▶ _Description of the task_
Sift the listing for lines that hold the string "ΔMKT" and pull them out.

▶ _Dataset rows_

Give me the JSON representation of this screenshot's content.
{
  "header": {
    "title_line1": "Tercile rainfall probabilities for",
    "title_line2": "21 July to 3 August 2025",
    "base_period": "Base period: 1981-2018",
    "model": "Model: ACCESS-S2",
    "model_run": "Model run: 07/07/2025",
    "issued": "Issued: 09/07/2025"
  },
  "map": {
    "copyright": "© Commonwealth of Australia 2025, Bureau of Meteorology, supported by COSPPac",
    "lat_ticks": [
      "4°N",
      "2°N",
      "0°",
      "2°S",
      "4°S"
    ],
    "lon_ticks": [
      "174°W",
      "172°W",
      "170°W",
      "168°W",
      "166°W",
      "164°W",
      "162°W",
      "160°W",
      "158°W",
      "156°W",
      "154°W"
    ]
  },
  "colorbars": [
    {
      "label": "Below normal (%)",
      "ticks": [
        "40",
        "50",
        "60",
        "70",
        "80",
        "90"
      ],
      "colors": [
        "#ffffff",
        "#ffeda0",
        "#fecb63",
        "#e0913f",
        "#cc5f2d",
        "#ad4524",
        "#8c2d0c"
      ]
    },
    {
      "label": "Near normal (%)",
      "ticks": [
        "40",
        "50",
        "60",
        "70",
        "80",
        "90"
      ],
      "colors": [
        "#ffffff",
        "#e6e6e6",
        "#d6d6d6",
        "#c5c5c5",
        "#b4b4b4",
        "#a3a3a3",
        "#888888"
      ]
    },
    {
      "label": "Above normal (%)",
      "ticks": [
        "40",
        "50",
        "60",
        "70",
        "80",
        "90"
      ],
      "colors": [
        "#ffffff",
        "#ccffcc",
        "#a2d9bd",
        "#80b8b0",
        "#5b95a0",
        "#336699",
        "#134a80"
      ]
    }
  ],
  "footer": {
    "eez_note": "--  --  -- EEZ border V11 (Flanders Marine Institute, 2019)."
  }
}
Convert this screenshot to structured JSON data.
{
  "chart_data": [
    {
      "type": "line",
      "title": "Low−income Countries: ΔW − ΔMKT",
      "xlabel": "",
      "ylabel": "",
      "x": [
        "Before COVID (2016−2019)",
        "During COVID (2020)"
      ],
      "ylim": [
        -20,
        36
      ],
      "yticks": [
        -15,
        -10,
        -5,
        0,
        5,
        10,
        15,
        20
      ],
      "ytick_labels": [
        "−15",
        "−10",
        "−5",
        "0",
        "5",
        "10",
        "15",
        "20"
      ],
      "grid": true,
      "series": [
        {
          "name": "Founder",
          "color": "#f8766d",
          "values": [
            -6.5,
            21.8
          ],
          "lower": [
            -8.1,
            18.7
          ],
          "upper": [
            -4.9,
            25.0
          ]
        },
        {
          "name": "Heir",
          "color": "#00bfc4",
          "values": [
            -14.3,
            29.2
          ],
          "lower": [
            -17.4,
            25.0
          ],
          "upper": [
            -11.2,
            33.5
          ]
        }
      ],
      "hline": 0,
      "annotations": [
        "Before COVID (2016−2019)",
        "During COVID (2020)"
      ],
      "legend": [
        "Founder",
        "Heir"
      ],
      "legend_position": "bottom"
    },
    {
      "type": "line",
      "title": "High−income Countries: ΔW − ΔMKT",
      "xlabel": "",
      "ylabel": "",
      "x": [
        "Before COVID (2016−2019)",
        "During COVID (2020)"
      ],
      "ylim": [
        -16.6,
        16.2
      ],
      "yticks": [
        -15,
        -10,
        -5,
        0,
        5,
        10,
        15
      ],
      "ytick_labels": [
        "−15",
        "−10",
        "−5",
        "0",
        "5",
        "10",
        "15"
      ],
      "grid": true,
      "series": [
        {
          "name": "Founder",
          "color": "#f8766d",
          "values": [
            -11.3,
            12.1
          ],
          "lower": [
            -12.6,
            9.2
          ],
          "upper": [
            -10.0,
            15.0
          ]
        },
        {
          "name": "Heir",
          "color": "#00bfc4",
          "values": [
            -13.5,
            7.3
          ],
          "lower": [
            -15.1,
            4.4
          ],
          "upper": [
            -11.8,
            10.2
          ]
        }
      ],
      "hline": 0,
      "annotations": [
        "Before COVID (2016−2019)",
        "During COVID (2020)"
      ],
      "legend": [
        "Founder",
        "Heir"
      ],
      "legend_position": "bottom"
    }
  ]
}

▶ _The output_
      "title": "Low−income Countries: ΔW − ΔMKT",
      "title": "High−income Countries: ΔW − ΔMKT",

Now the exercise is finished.